_WORK REQUIRED_
Reproduce every line of the listing verbatim, omitting the pictures.

Listing:
§ §

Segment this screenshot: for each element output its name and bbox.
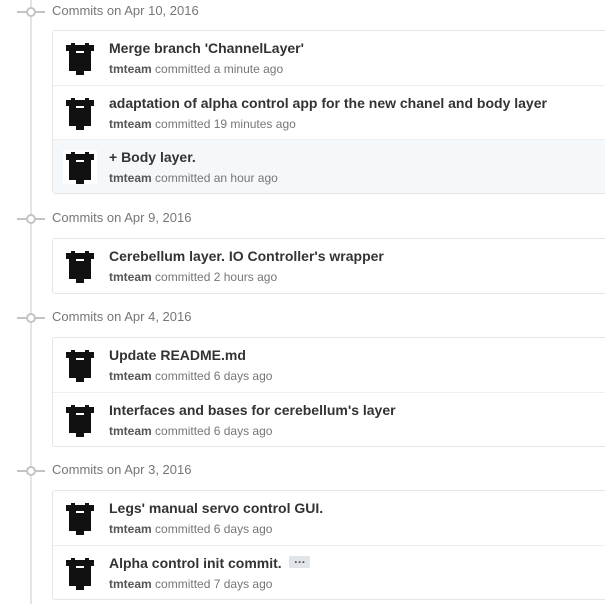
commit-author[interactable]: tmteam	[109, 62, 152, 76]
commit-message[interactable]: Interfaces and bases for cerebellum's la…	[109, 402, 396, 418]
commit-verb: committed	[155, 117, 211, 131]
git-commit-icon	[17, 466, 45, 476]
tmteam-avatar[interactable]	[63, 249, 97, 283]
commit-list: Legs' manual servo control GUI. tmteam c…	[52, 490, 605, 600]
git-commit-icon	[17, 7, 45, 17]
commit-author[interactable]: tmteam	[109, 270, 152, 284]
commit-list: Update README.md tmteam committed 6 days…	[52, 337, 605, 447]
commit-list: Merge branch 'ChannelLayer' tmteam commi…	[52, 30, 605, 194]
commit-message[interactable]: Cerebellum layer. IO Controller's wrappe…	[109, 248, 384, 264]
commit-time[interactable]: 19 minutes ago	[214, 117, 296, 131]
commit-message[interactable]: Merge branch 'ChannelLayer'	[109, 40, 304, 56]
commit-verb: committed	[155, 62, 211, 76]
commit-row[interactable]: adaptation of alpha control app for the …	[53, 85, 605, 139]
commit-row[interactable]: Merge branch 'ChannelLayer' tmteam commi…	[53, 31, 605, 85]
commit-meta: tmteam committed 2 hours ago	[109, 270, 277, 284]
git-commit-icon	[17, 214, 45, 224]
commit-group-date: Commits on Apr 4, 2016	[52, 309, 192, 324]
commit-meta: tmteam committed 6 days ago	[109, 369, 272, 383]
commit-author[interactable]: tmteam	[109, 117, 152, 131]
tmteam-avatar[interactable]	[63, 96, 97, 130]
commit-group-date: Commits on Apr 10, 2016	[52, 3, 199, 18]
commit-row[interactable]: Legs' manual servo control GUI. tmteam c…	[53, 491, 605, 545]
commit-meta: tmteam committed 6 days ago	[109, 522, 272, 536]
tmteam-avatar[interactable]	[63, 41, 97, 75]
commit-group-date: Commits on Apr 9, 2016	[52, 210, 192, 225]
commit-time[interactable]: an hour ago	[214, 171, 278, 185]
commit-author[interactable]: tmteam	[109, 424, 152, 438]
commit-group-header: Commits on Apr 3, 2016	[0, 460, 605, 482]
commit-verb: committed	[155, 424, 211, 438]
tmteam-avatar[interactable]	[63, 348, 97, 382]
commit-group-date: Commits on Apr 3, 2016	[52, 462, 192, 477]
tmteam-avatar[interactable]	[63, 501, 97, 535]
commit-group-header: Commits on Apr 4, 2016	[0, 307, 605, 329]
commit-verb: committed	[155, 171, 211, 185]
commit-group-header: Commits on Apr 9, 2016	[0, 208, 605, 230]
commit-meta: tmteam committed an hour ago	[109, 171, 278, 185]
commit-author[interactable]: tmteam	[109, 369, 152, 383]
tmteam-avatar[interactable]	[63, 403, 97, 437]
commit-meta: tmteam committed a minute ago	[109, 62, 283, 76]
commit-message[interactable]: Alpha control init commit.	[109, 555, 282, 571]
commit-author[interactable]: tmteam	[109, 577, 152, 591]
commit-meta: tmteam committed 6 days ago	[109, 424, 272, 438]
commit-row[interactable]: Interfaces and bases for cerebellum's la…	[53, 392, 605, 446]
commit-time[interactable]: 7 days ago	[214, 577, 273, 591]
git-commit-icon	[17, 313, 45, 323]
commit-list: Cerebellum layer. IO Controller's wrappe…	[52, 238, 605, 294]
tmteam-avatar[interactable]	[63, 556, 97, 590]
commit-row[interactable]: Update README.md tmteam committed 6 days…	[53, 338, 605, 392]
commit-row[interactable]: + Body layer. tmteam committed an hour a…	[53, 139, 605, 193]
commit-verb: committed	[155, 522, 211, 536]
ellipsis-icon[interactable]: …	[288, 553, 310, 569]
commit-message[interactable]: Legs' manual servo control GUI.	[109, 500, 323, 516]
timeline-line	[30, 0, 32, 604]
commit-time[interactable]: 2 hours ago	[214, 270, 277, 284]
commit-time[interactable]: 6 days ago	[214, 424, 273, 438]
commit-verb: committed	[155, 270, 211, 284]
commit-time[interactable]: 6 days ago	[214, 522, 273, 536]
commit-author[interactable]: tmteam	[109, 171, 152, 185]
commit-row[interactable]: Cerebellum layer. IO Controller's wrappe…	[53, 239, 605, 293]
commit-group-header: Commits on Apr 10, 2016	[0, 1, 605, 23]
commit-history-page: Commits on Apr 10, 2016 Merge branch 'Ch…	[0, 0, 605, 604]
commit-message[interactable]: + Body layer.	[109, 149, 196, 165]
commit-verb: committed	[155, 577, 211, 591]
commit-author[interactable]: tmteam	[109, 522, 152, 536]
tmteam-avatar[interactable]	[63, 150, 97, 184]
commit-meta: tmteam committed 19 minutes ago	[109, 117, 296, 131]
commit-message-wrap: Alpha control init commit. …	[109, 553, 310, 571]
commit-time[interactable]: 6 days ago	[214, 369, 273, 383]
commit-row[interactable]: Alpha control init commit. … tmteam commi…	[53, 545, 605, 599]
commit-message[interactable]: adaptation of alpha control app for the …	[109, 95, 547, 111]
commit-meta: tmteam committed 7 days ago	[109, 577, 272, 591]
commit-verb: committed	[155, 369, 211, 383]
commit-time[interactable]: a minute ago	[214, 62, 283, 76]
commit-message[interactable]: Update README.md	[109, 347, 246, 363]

§ §

_REPLY TO THE EXERCISE_
Segment this screenshot: for each element output its name and bbox.
commit-author[interactable]: tmteam	[109, 62, 152, 76]
commit-message[interactable]: Interfaces and bases for cerebellum's la…	[109, 402, 396, 418]
commit-verb: committed	[155, 117, 211, 131]
git-commit-icon	[17, 466, 45, 476]
tmteam-avatar[interactable]	[63, 249, 97, 283]
commit-list: Legs' manual servo control GUI. tmteam c…	[52, 490, 605, 600]
git-commit-icon	[17, 7, 45, 17]
commit-author[interactable]: tmteam	[109, 270, 152, 284]
commit-list: Update README.md tmteam committed 6 days…	[52, 337, 605, 447]
commit-list: Merge branch 'ChannelLayer' tmteam commi…	[52, 30, 605, 194]
commit-message[interactable]: Cerebellum layer. IO Controller's wrappe…	[109, 248, 384, 264]
commit-time[interactable]: 19 minutes ago	[214, 117, 296, 131]
commit-message[interactable]: Merge branch 'ChannelLayer'	[109, 40, 304, 56]
commit-verb: committed	[155, 62, 211, 76]
commit-row[interactable]: adaptation of alpha control app for the …	[53, 85, 605, 139]
commit-row[interactable]: Merge branch 'ChannelLayer' tmteam commi…	[53, 31, 605, 85]
commit-meta: tmteam committed 2 hours ago	[109, 270, 277, 284]
git-commit-icon	[17, 214, 45, 224]
commit-group-date: Commits on Apr 4, 2016	[52, 309, 192, 324]
commit-meta: tmteam committed 6 days ago	[109, 369, 272, 383]
commit-author[interactable]: tmteam	[109, 117, 152, 131]
tmteam-avatar[interactable]	[63, 96, 97, 130]
commit-group-date: Commits on Apr 10, 2016	[52, 3, 199, 18]
commit-row[interactable]: Legs' manual servo control GUI. tmteam c…	[53, 491, 605, 545]
commit-meta: tmteam committed 6 days ago	[109, 522, 272, 536]
tmteam-avatar[interactable]	[63, 41, 97, 75]
commit-group-date: Commits on Apr 9, 2016	[52, 210, 192, 225]
commit-time[interactable]: an hour ago	[214, 171, 278, 185]
commit-author[interactable]: tmteam	[109, 424, 152, 438]
commit-group-header: Commits on Apr 3, 2016	[0, 460, 605, 482]
commit-verb: committed	[155, 424, 211, 438]
tmteam-avatar[interactable]	[63, 348, 97, 382]
commit-group-date: Commits on Apr 3, 2016	[52, 462, 192, 477]
tmteam-avatar[interactable]	[63, 501, 97, 535]
commit-group-header: Commits on Apr 4, 2016	[0, 307, 605, 329]
commit-verb: committed	[155, 171, 211, 185]
commit-group-header: Commits on Apr 9, 2016	[0, 208, 605, 230]
commit-meta: tmteam committed an hour ago	[109, 171, 278, 185]
commit-author[interactable]: tmteam	[109, 369, 152, 383]
tmteam-avatar[interactable]	[63, 403, 97, 437]
commit-meta: tmteam committed a minute ago	[109, 62, 283, 76]
commit-message[interactable]: Alpha control init commit.	[109, 555, 282, 571]
commit-author[interactable]: tmteam	[109, 577, 152, 591]
commit-meta: tmteam committed 6 days ago	[109, 424, 272, 438]
commit-row[interactable]: Interfaces and bases for cerebellum's la…	[53, 392, 605, 446]
commit-time[interactable]: 7 days ago	[214, 577, 273, 591]
git-commit-icon	[17, 313, 45, 323]
commit-list: Cerebellum layer. IO Controller's wrappe…	[52, 238, 605, 294]
tmteam-avatar[interactable]	[63, 556, 97, 590]
commit-row[interactable]: Update README.md tmteam committed 6 days…	[53, 338, 605, 392]
commit-row[interactable]: + Body layer. tmteam committed an hour a…	[53, 139, 605, 193]
commit-verb: committed	[155, 522, 211, 536]
ellipsis-icon[interactable]: …	[288, 553, 310, 569]
commit-message[interactable]: Legs' manual servo control GUI.	[109, 500, 323, 516]
timeline-line	[30, 0, 32, 604]
commit-time[interactable]: 2 hours ago	[214, 270, 277, 284]
commit-time[interactable]: 6 days ago	[214, 424, 273, 438]
commit-verb: committed	[155, 270, 211, 284]
commit-time[interactable]: 6 days ago	[214, 522, 273, 536]
commit-author[interactable]: tmteam	[109, 171, 152, 185]
commit-row[interactable]: Cerebellum layer. IO Controller's wrappe…	[53, 239, 605, 293]
commit-group-header: Commits on Apr 10, 2016	[0, 1, 605, 23]
commit-history-page: Commits on Apr 10, 2016 Merge branch 'Ch…	[0, 0, 605, 604]
commit-message[interactable]: + Body layer.	[109, 149, 196, 165]
commit-verb: committed	[155, 577, 211, 591]
commit-author[interactable]: tmteam	[109, 522, 152, 536]
tmteam-avatar[interactable]	[63, 150, 97, 184]
commit-meta: tmteam committed 19 minutes ago	[109, 117, 296, 131]
commit-message-wrap: Alpha control init commit. …	[109, 553, 310, 571]
commit-time[interactable]: 6 days ago	[214, 369, 273, 383]
commit-row[interactable]: Alpha control init commit. … tmteam commi…	[53, 545, 605, 599]
commit-message[interactable]: adaptation of alpha control app for the …	[109, 95, 547, 111]
commit-meta: tmteam committed 7 days ago	[109, 577, 272, 591]
commit-verb: committed	[155, 369, 211, 383]
commit-time[interactable]: a minute ago	[214, 62, 283, 76]
commit-message[interactable]: Update README.md	[109, 347, 246, 363]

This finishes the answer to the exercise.